本文
* * * * * * *

はじめまして。本日からこの連載を始めます津島と申します。
長年に渡りデータベースの構築やパフォーマンスチューニングなどに従事し、最近では若手エンジニアの育成および大規模データベース案件などの支援に従事しております。今までの経験が少しでもお役に立てればと思い、この連載を始めることにいたしました。できるだけ長く続けたいと思いますのでよろしくお願いいたします。
さて、第1回目である今回は「パフォーマンス問題はなぜ起きるのか」と題して説明します。事前に考えておくと回避できることもあると思いますので、参考にしてください。
■1. パフォーマンス問題はなぜ起きるか
最適なパフォーマンスはCPUをできるだけ多く使用して動作することですが、一般的には、何かの待機(例えばI/O待ち)でCPUリソースを使用しきれないでパフォーマンス問題になる場合が多いと思います。これを解析ツール(StatspackやAWRレポートなど)を参照して改善すればパフォーマンスが向上する訳ですが、どこで発生しているかを見つけるのが難しい作業になります。そこで、先ずはどんな時になぜ発生するのかを説明しようと思います。よく耳にするものとしては、「ユーザ数の増加による」、「データ量の増加による」、「長期運用による」、「その他(データベース設計が悪い、SQL文が悪いなど)」の4つがあります。

* * * * * * *

作業指示
1) 本文のうち、「長年に渡りデータベースの構築」から「すので、参考にしてください。」までのすべてを一字一句変えずに引用してください。
2) 次の(a)〜(c)が本文の内容と合っているかを、それぞれ「はい」か「いいえ」で答えてください。判断の決め手となる本文の語句も正確に引用してください。
(a) 筆者は最近、若手エンジニアの育成に従事している。
(b) パフォーマンス問題は、CPUを使いすぎることで起きる場合が多い。
(c) よく耳にするパフォーマンス問題の原因として、本文は5つを挙げている。

* * * * * * *

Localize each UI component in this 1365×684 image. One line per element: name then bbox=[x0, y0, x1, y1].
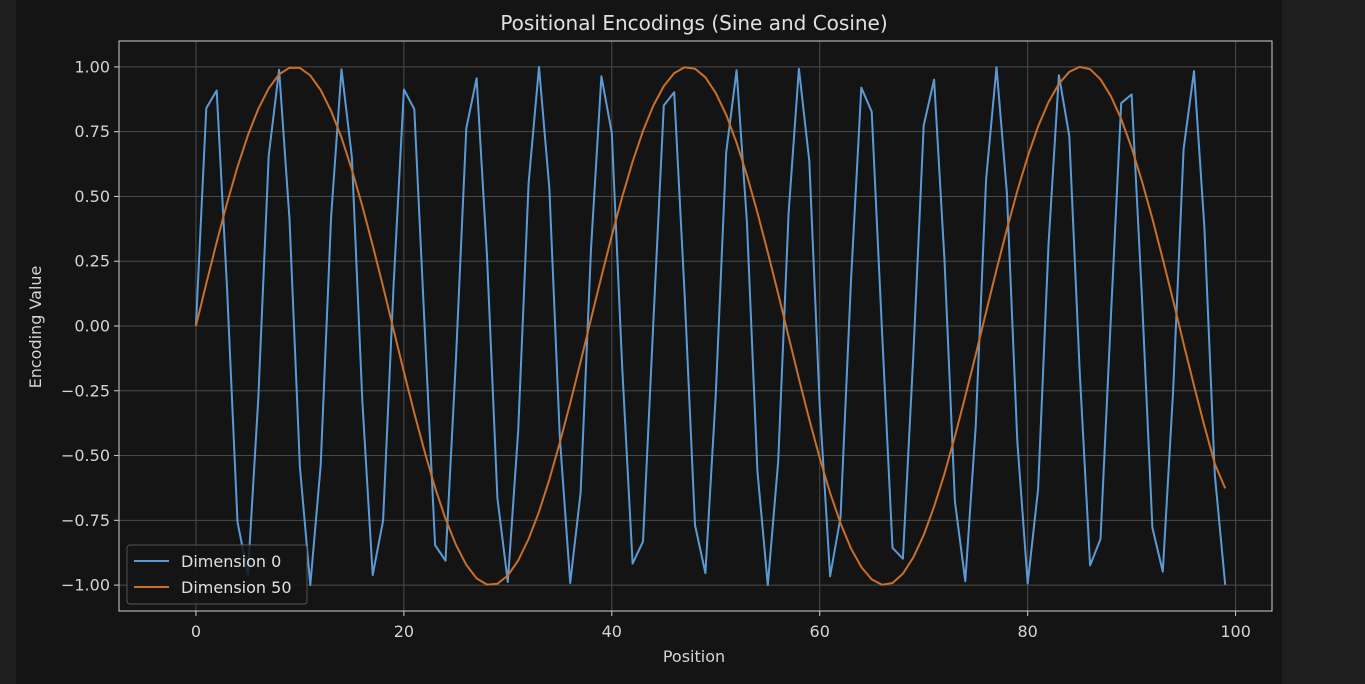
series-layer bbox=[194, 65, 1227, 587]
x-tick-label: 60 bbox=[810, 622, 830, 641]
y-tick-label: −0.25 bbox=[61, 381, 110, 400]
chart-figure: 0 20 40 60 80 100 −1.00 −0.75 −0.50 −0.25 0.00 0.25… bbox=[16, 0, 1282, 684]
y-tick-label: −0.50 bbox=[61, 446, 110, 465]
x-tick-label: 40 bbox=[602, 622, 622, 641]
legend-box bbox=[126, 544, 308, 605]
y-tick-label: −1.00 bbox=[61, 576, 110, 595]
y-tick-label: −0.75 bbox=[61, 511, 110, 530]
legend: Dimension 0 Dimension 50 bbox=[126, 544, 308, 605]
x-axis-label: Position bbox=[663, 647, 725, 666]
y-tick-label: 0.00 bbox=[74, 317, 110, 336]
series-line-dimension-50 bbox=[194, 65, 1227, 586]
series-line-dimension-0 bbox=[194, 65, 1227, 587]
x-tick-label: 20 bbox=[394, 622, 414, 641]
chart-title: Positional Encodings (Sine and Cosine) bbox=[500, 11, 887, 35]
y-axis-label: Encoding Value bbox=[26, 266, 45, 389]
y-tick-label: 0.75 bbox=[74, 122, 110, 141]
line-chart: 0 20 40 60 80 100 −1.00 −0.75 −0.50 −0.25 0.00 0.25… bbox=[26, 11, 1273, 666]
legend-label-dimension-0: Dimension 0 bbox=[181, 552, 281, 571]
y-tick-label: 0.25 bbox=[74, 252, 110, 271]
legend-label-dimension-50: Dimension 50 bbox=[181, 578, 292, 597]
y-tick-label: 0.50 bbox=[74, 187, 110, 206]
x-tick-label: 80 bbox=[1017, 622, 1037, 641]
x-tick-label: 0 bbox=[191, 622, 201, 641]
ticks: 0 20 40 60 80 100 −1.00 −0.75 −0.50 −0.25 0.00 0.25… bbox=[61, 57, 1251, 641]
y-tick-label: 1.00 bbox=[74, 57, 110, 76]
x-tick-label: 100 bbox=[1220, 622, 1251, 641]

* * * * * * *

回答
1)
長年に渡りデータベースの構築やパフォーマンスチューニングなどに従事し、最近では若手エンジニアの育成および大規模データベース案件などの支援に従事しております。今までの経験が少しでもお役に立てればと思い、この連載を始めることにいたしました。できるだけ長く続けたいと思いますのでよろしくお願いいたします。
さて、第1回目である今回は「パフォーマンス問題はなぜ起きるのか」と題して説明します。事前に考えておくと回避できることもあると思いますので、参考にしてください。

2)
(a) はい。「最近では若手エンジニアの育成および大規模データベース案件などの支援に従事しております」
(b) いいえ。「何かの待機(例えばI/O待ち)でCPUリソースを使用しきれないでパフォーマンス問題になる場合が多いと思います」
(c) いいえ。『「その他(データベース設計が悪い、SQL文が悪いなど)」の4つがあります』